→ Exercise task
Return all lines with the word "Million" in them.

→ Entries taken from a collection

--

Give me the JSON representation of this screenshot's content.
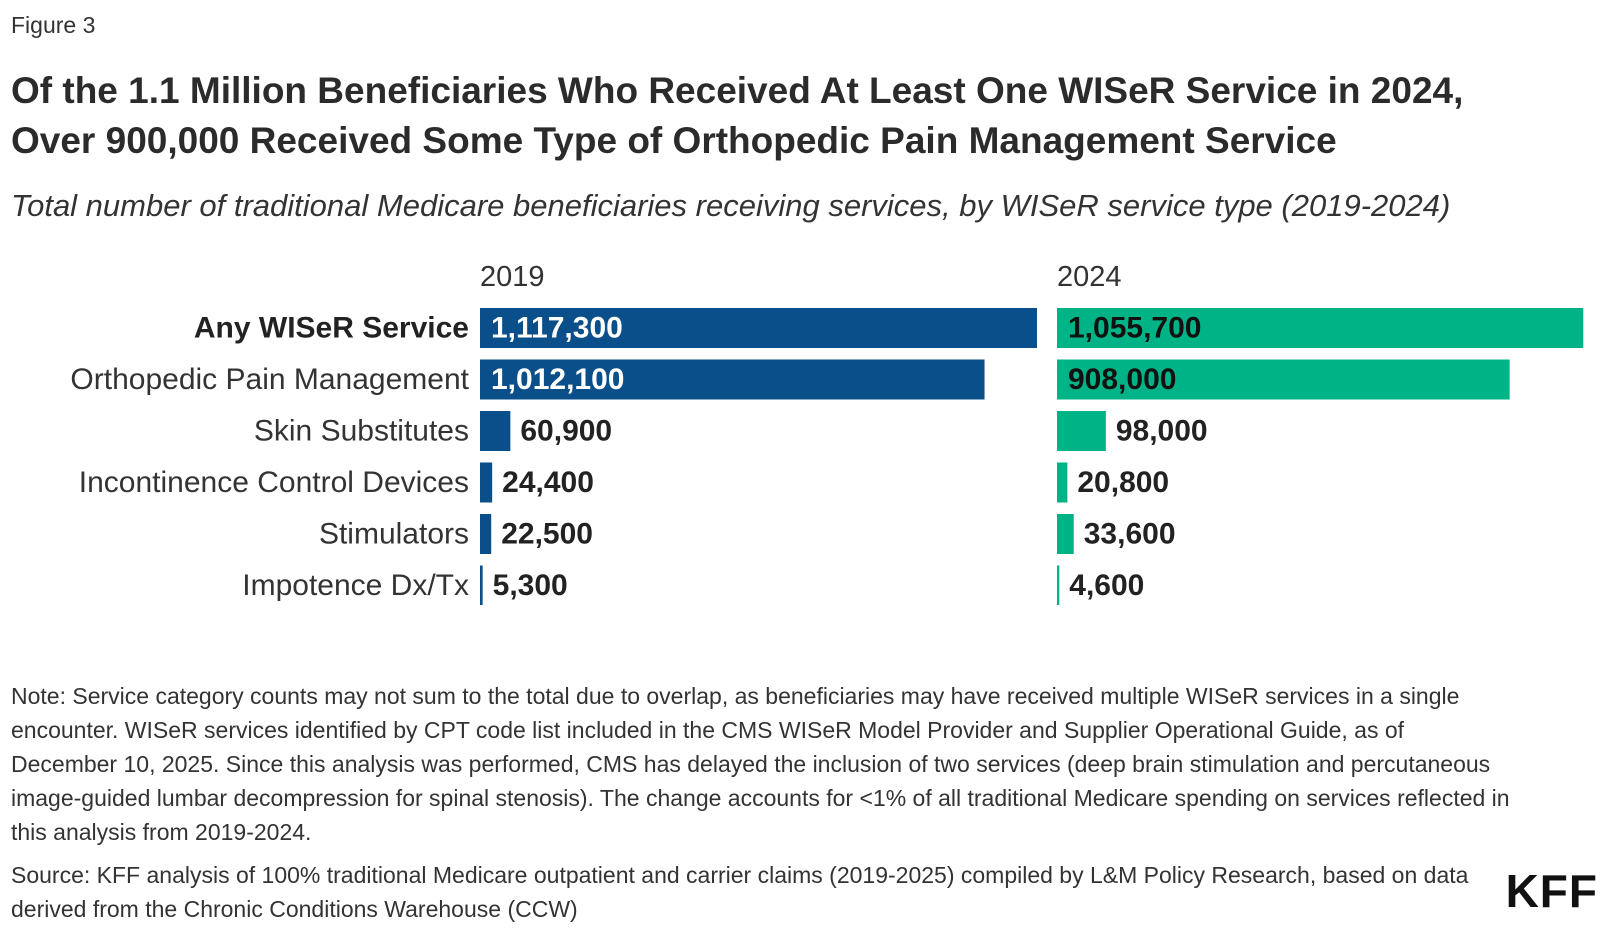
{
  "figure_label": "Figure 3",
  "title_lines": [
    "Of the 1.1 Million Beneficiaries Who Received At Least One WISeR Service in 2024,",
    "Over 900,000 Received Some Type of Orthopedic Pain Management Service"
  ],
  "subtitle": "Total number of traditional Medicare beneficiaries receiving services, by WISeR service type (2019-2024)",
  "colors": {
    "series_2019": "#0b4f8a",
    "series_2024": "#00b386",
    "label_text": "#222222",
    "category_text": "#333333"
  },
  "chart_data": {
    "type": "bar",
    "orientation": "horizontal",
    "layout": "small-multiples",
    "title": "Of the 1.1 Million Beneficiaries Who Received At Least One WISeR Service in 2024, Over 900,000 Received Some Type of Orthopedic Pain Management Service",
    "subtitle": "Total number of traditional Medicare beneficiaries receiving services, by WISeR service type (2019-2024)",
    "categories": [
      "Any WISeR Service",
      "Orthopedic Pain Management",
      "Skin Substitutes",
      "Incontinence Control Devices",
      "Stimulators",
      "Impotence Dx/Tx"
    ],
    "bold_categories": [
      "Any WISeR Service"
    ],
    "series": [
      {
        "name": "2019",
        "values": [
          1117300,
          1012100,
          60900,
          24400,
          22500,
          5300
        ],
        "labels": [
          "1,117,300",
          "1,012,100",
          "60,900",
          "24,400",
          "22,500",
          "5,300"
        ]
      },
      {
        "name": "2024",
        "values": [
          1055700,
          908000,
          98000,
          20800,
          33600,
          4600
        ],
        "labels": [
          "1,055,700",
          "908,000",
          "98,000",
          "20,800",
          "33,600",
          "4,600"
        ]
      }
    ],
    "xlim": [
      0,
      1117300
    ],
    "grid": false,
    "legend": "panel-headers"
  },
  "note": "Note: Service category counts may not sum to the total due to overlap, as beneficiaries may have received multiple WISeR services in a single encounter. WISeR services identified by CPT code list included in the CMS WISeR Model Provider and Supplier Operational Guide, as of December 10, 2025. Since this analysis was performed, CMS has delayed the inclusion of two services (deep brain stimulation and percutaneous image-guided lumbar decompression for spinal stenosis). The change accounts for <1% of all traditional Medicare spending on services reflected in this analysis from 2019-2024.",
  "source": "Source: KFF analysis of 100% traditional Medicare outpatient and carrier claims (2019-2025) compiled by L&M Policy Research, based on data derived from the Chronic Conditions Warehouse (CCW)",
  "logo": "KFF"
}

--

→ Task output
    "Of the 1.1 Million Beneficiaries Who Received At Least One WISeR Service in 2024,",
    "title": "Of the 1.1 Million Beneficiaries Who Received At Least One WISeR Service in 2024, Over 900,000 Received Some Type of Orthopedic Pain Management Service",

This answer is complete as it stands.